In the entries below, find the lines that contain the word "Villa" and copy them.

Dataset entries

══════════

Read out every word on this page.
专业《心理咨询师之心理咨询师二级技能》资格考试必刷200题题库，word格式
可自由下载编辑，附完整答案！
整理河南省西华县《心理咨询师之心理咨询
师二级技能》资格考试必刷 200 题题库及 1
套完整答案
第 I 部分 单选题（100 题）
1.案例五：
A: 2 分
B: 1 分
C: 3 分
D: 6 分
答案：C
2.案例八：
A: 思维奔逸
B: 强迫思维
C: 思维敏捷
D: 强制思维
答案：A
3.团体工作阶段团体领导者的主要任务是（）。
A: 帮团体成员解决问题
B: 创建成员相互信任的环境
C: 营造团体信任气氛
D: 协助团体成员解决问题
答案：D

══════════

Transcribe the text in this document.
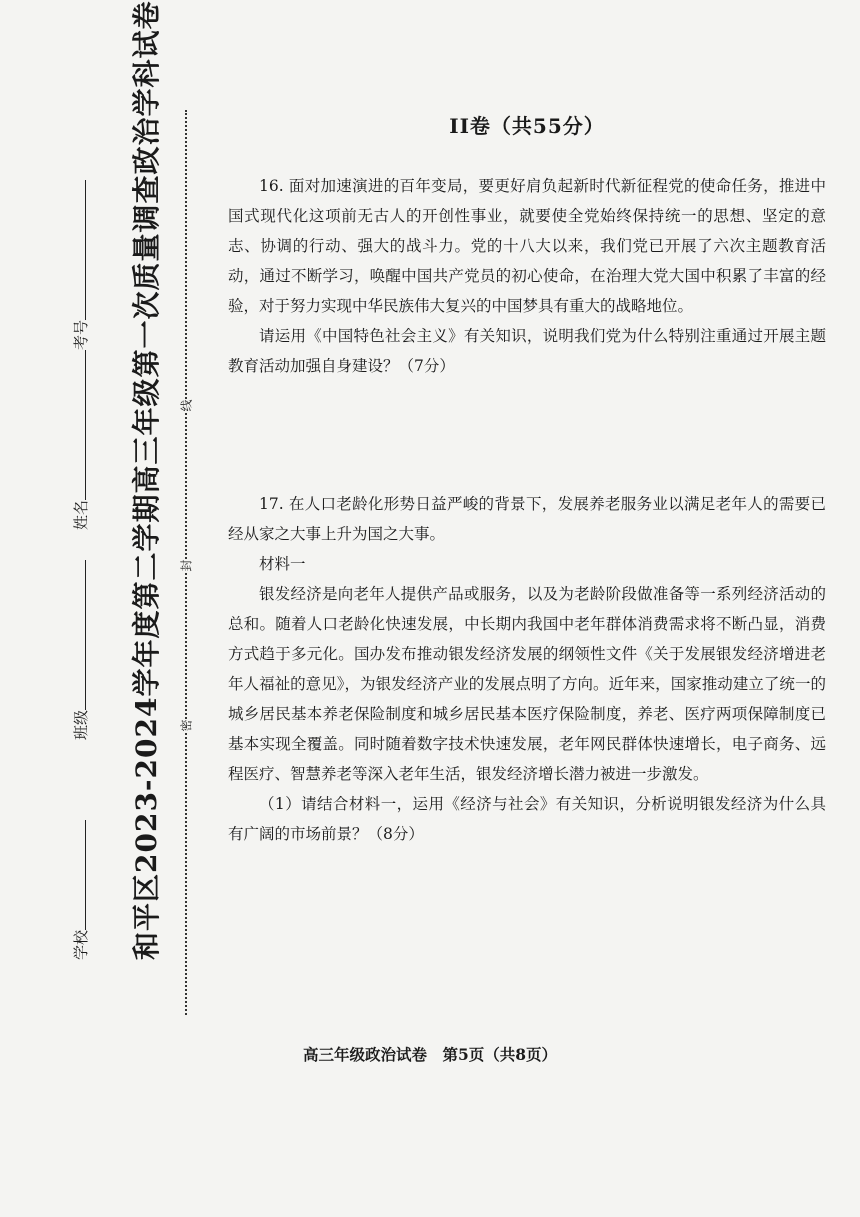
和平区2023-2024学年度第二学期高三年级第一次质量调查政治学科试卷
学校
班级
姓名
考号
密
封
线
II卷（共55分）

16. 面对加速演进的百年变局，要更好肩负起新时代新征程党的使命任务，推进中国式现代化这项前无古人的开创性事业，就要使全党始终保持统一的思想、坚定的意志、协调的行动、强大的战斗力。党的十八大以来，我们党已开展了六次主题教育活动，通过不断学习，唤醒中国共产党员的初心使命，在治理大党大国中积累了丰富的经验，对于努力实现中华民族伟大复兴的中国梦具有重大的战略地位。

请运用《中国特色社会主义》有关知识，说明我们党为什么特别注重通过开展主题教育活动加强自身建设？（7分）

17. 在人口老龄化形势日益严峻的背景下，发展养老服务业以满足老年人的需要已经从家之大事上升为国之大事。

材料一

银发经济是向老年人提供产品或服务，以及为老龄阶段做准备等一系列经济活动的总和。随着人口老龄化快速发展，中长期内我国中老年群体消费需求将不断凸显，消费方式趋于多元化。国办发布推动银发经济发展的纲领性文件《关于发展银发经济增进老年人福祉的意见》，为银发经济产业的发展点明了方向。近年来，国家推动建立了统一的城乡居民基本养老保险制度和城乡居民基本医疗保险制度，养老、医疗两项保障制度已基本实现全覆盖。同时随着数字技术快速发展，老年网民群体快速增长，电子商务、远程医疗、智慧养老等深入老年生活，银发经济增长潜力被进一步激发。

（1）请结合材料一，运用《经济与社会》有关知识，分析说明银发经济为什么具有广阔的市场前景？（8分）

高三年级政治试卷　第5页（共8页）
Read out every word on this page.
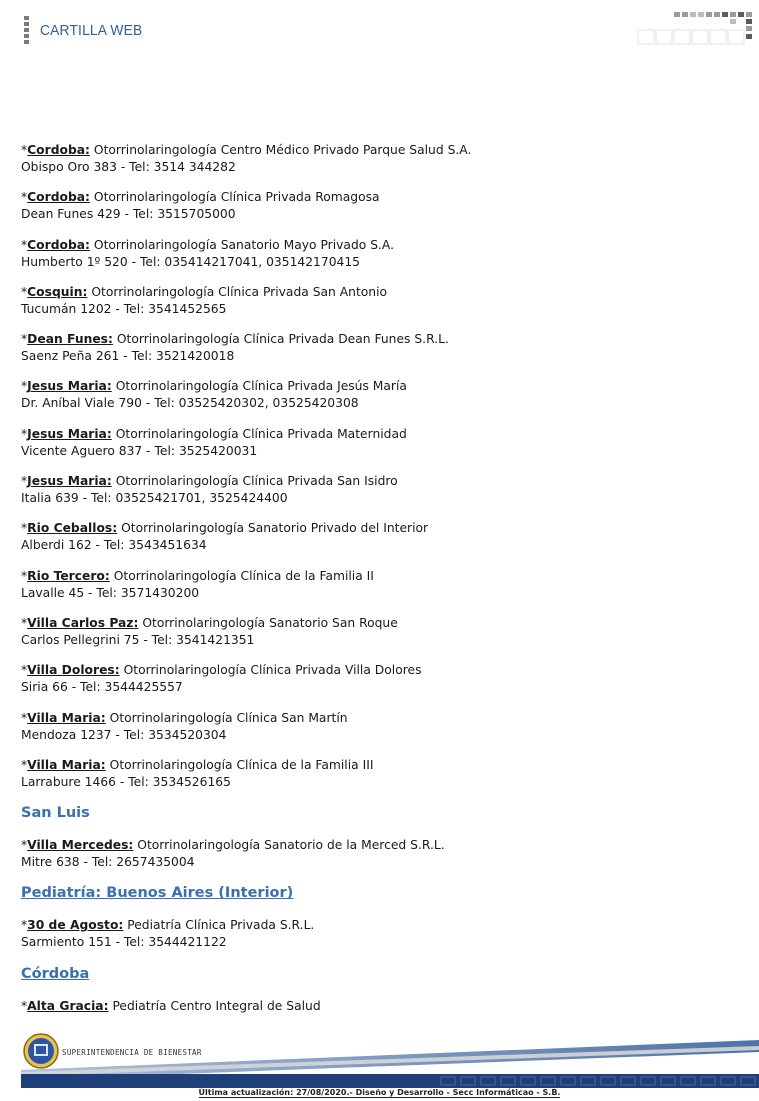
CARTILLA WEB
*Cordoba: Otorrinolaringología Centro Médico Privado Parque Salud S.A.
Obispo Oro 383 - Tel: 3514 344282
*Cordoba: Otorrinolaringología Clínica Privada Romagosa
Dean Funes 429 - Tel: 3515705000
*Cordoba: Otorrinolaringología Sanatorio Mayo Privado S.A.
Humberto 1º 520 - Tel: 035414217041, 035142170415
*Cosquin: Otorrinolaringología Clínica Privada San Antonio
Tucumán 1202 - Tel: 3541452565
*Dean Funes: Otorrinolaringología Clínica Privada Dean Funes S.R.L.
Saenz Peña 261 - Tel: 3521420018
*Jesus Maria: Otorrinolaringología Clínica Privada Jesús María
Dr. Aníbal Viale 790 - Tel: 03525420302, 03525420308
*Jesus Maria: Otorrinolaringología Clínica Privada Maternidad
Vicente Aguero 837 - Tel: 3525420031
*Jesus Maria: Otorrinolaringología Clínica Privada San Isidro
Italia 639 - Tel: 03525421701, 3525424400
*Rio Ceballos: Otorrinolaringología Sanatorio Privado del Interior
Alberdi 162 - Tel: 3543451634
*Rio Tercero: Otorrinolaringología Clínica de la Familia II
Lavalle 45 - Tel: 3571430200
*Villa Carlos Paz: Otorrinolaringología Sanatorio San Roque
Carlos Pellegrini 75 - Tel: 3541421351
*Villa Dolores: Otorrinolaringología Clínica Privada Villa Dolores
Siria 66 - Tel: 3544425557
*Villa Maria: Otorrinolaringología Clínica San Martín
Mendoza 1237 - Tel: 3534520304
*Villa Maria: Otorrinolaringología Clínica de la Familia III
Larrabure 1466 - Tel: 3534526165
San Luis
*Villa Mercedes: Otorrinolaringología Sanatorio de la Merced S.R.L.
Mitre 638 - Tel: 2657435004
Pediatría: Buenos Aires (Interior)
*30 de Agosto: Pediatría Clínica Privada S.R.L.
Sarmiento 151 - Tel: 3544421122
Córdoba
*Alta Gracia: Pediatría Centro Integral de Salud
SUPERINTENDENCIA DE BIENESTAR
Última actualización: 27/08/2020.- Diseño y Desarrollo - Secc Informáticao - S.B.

══════════

Task answer —
*Villa Carlos Paz: Otorrinolaringología Sanatorio San Roque
*Villa Dolores: Otorrinolaringología Clínica Privada Villa Dolores
*Villa Maria: Otorrinolaringología Clínica San Martín
*Villa Maria: Otorrinolaringología Clínica de la Familia III
*Villa Mercedes: Otorrinolaringología Sanatorio de la Merced S.R.L.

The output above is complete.